Across the material below, how many lines contain the word "AVENIDA"? Give only the number.
___ PROVIDED MATERIAL ___
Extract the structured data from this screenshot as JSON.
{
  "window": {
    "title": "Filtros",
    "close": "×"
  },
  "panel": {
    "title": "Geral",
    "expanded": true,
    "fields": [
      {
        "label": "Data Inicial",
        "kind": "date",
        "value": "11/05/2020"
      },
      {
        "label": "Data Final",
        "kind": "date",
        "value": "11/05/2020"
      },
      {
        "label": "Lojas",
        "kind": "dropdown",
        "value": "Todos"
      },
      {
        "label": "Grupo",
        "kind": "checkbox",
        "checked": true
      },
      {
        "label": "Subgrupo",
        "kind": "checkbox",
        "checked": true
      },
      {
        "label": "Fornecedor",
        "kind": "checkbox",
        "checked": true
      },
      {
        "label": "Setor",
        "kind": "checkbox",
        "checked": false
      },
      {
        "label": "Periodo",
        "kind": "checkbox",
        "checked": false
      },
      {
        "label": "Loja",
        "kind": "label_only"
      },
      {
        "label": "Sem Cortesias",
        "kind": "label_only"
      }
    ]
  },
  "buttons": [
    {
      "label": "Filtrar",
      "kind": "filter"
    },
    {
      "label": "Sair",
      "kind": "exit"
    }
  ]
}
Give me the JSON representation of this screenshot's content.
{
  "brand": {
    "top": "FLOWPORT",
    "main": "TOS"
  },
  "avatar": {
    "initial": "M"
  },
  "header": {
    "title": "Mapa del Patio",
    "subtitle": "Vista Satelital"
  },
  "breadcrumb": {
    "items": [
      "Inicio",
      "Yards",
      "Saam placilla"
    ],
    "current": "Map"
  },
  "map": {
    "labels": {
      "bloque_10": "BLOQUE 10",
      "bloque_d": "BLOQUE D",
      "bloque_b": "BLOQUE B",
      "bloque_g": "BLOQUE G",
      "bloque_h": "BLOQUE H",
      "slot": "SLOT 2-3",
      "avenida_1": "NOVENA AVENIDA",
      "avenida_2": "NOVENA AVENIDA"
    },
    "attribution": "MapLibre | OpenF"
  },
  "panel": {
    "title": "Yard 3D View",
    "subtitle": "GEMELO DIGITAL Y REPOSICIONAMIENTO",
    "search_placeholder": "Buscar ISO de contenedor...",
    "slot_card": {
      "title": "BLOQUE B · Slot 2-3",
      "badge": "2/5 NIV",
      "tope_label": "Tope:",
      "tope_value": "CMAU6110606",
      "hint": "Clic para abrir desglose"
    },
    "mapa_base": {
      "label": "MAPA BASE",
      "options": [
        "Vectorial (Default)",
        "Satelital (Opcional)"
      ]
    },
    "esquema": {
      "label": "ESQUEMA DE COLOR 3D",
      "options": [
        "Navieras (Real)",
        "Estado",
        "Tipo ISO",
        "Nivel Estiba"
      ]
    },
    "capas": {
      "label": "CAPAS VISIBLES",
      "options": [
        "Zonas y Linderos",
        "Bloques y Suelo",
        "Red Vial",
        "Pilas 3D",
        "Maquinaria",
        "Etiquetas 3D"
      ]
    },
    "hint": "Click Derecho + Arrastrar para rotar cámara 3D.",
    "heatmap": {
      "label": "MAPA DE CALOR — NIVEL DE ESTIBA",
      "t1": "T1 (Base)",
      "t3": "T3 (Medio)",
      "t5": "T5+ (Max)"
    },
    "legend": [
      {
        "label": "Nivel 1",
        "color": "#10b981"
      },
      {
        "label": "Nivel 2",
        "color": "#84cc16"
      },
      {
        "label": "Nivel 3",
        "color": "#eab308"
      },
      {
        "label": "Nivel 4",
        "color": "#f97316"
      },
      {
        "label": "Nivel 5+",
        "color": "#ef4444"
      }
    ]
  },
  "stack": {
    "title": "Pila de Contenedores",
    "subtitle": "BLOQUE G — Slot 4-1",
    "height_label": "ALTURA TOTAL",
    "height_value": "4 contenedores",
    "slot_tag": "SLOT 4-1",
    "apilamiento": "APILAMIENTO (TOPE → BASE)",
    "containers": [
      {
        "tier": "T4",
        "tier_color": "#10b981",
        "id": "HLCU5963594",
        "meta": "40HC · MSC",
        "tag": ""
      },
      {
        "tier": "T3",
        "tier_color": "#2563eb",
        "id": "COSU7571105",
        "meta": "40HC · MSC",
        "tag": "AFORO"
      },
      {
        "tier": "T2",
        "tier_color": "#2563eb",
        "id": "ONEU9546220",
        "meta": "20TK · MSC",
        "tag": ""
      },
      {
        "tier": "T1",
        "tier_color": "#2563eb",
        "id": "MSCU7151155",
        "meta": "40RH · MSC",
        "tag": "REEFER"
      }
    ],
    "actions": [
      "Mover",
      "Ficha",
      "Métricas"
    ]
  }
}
___
▶ **CORRECT OUTPUT**: 2